» **Records provided**

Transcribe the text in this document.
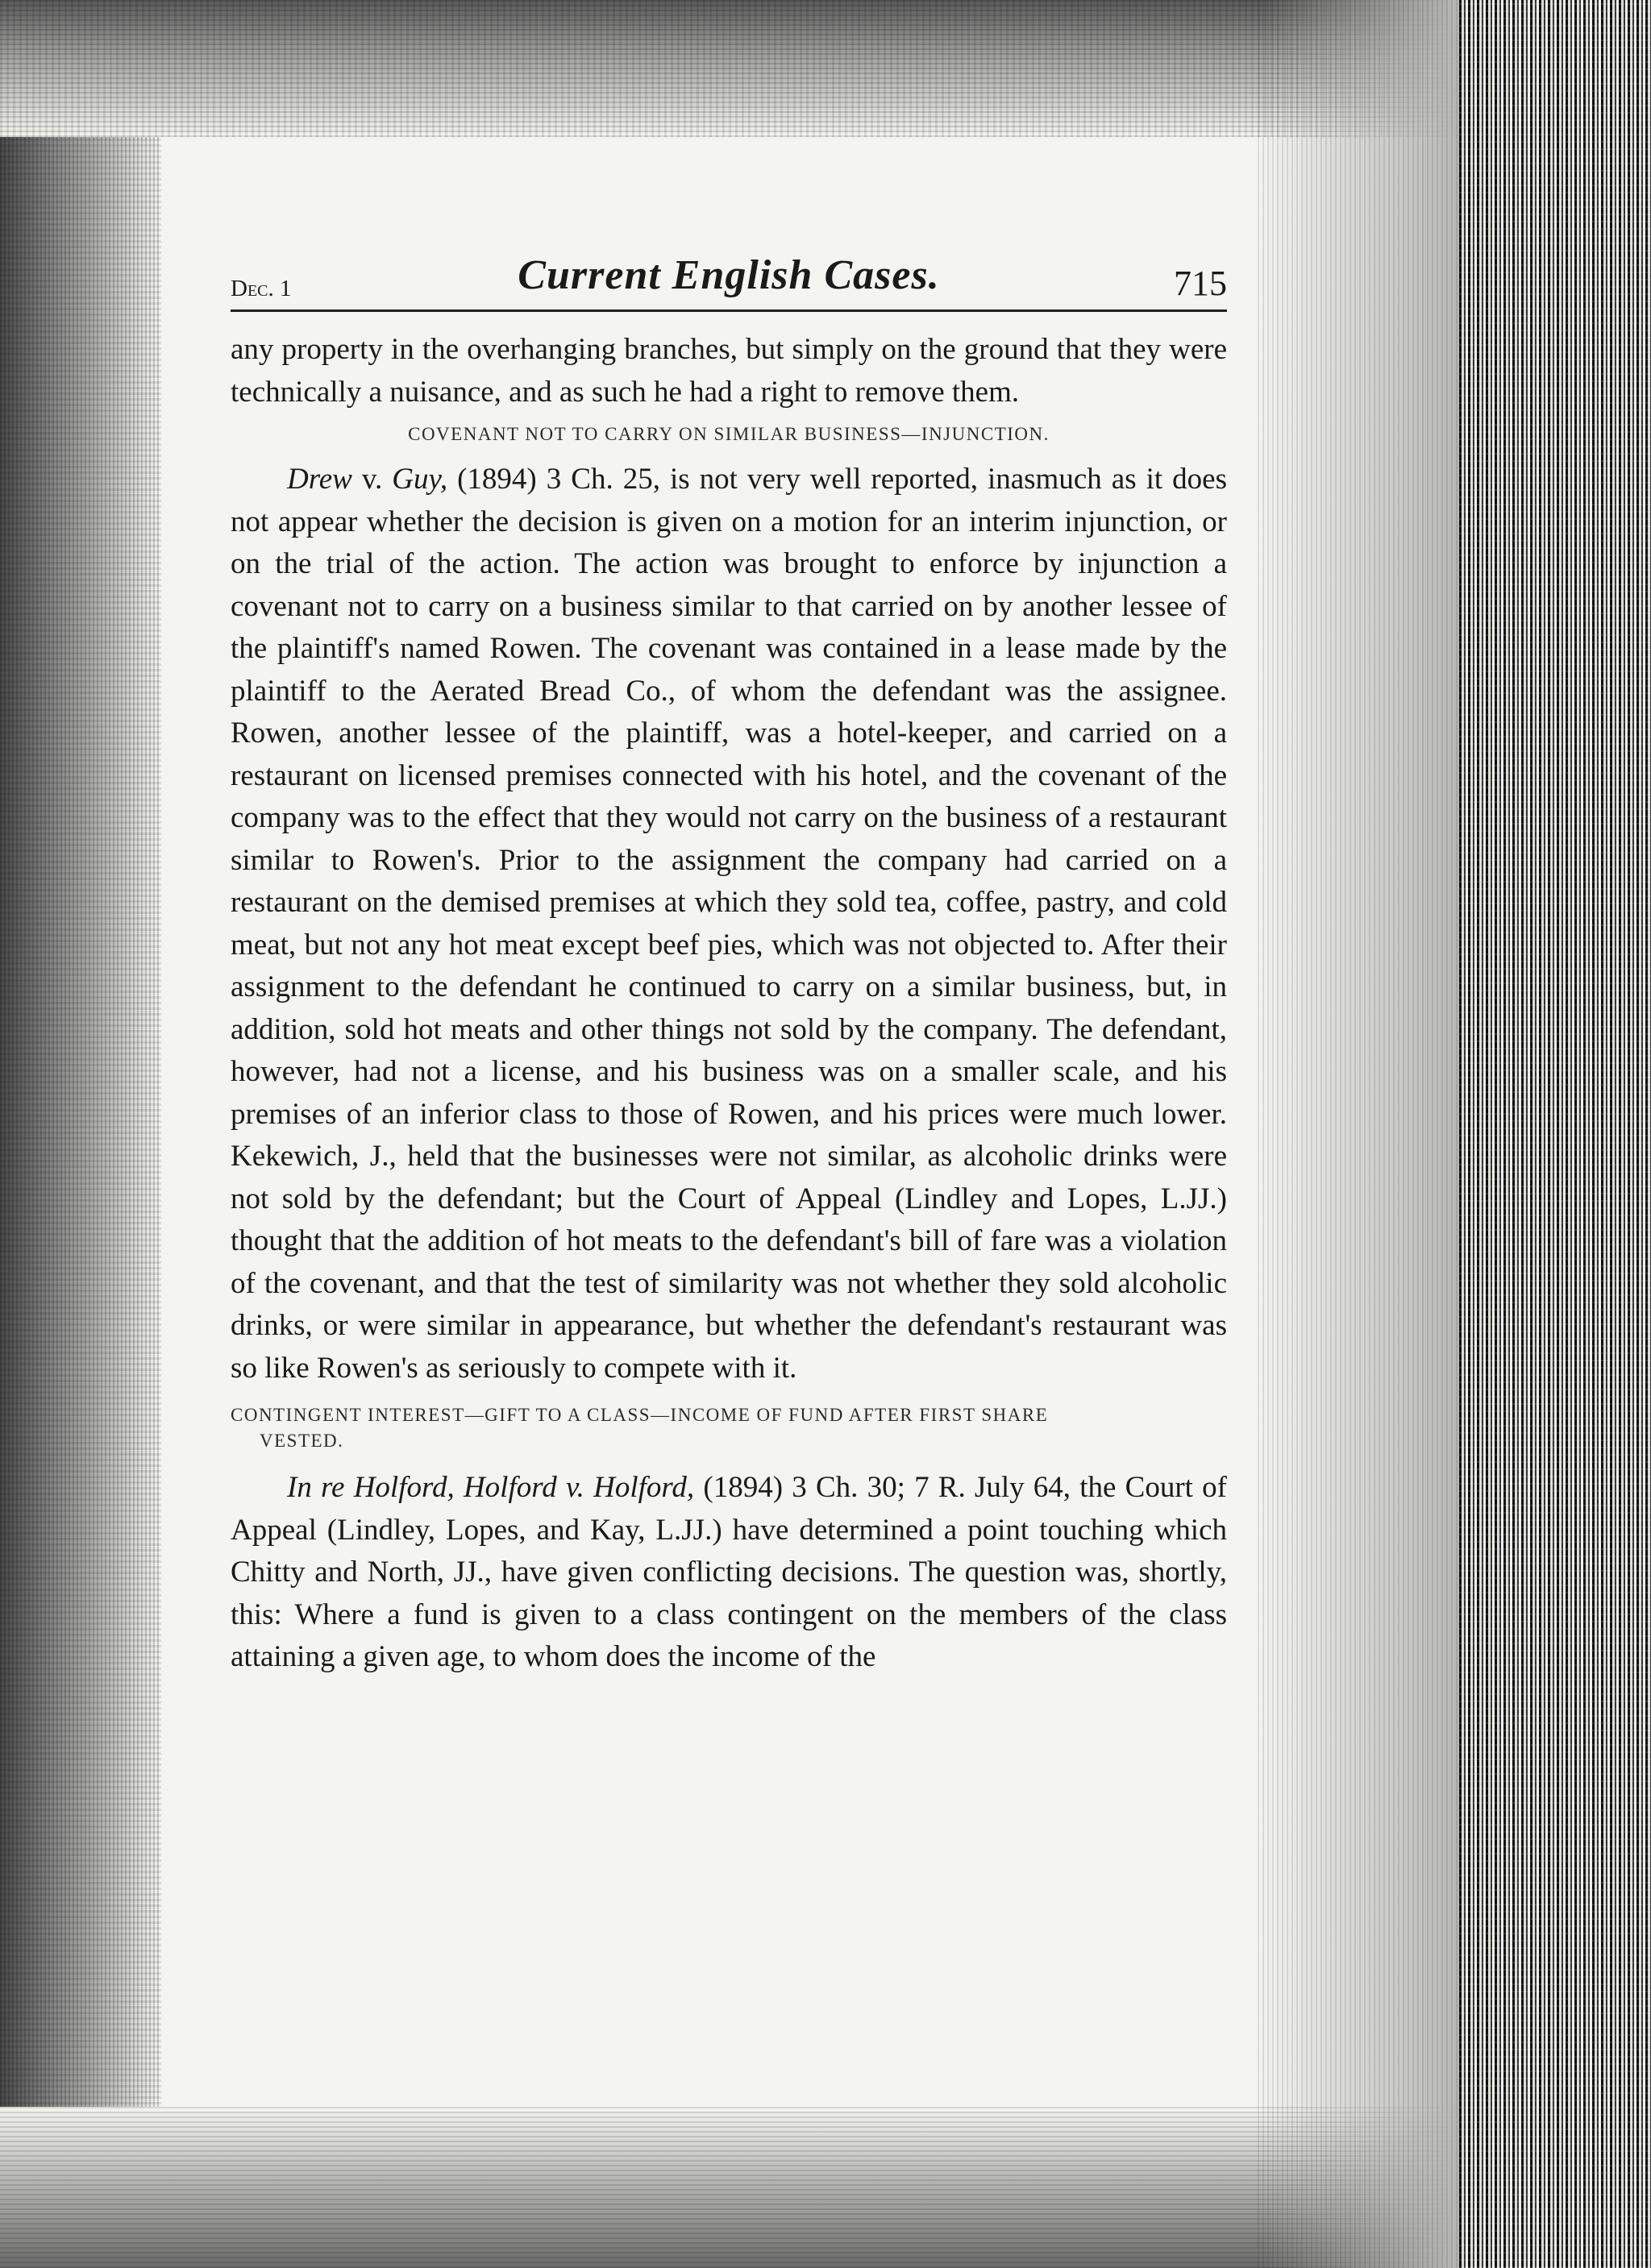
Dec. 1	Current English Cases.	715

any property in the overhanging branches, but simply on the ground that they were technically a nuisance, and as such he had a right to remove them.

COVENANT NOT TO CARRY ON SIMILAR BUSINESS—INJUNCTION.

Drew v. Guy, (1894) 3 Ch. 25, is not very well reported, inasmuch as it does not appear whether the decision is given on a motion for an interim injunction, or on the trial of the action. The action was brought to enforce by injunction a covenant not to carry on a business similar to that carried on by another lessee of the plaintiff's named Rowen. The covenant was contained in a lease made by the plaintiff to the Aerated Bread Co., of whom the defendant was the assignee. Rowen, another lessee of the plaintiff, was a hotel-keeper, and carried on a restaurant on licensed premises connected with his hotel, and the covenant of the company was to the effect that they would not carry on the business of a restaurant similar to Rowen's. Prior to the assignment the company had carried on a restaurant on the demised premises at which they sold tea, coffee, pastry, and cold meat, but not any hot meat except beef pies, which was not objected to. After their assignment to the defendant he continued to carry on a similar business, but, in addition, sold hot meats and other things not sold by the company. The defendant, however, had not a license, and his business was on a smaller scale, and his premises of an inferior class to those of Rowen, and his prices were much lower. Kekewich, J., held that the businesses were not similar, as alcoholic drinks were not sold by the defendant; but the Court of Appeal (Lindley and Lopes, L.JJ.) thought that the addition of hot meats to the defendant's bill of fare was a violation of the covenant, and that the test of similarity was not whether they sold alcoholic drinks, or were similar in appearance, but whether the defendant's restaurant was so like Rowen's as seriously to compete with it.

CONTINGENT INTEREST—GIFT TO A CLASS—INCOME OF FUND AFTER FIRST SHARE
VESTED.

In re Holford, Holford v. Holford, (1894) 3 Ch. 30; 7 R. July 64, the Court of Appeal (Lindley, Lopes, and Kay, L.JJ.) have determined a point touching which Chitty and North, JJ., have given conflicting decisions. The question was, shortly, this: Where a fund is given to a class contingent on the members of the class attaining a given age, to whom does the income of the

» **Your objective**
Copy all the records above exactly, but leave out the pictures.

» **Result of this task**
Transcribe the text in this document.
Dec. 1	Current English Cases.	715

any property in the overhanging branches, but simply on the ground that they were technically a nuisance, and as such he had a right to remove them.

COVENANT NOT TO CARRY ON SIMILAR BUSINESS—INJUNCTION.

Drew v. Guy, (1894) 3 Ch. 25, is not very well reported, inasmuch as it does not appear whether the decision is given on a motion for an interim injunction, or on the trial of the action. The action was brought to enforce by injunction a covenant not to carry on a business similar to that carried on by another lessee of the plaintiff's named Rowen. The covenant was contained in a lease made by the plaintiff to the Aerated Bread Co., of whom the defendant was the assignee. Rowen, another lessee of the plaintiff, was a hotel-keeper, and carried on a restaurant on licensed premises connected with his hotel, and the covenant of the company was to the effect that they would not carry on the business of a restaurant similar to Rowen's. Prior to the assignment the company had carried on a restaurant on the demised premises at which they sold tea, coffee, pastry, and cold meat, but not any hot meat except beef pies, which was not objected to. After their assignment to the defendant he continued to carry on a similar business, but, in addition, sold hot meats and other things not sold by the company. The defendant, however, had not a license, and his business was on a smaller scale, and his premises of an inferior class to those of Rowen, and his prices were much lower. Kekewich, J., held that the businesses were not similar, as alcoholic drinks were not sold by the defendant; but the Court of Appeal (Lindley and Lopes, L.JJ.) thought that the addition of hot meats to the defendant's bill of fare was a violation of the covenant, and that the test of similarity was not whether they sold alcoholic drinks, or were similar in appearance, but whether the defendant's restaurant was so like Rowen's as seriously to compete with it.

CONTINGENT INTEREST—GIFT TO A CLASS—INCOME OF FUND AFTER FIRST SHARE
VESTED.

In re Holford, Holford v. Holford, (1894) 3 Ch. 30; 7 R. July 64, the Court of Appeal (Lindley, Lopes, and Kay, L.JJ.) have determined a point touching which Chitty and North, JJ., have given conflicting decisions. The question was, shortly, this: Where a fund is given to a class contingent on the members of the class attaining a given age, to whom does the income of the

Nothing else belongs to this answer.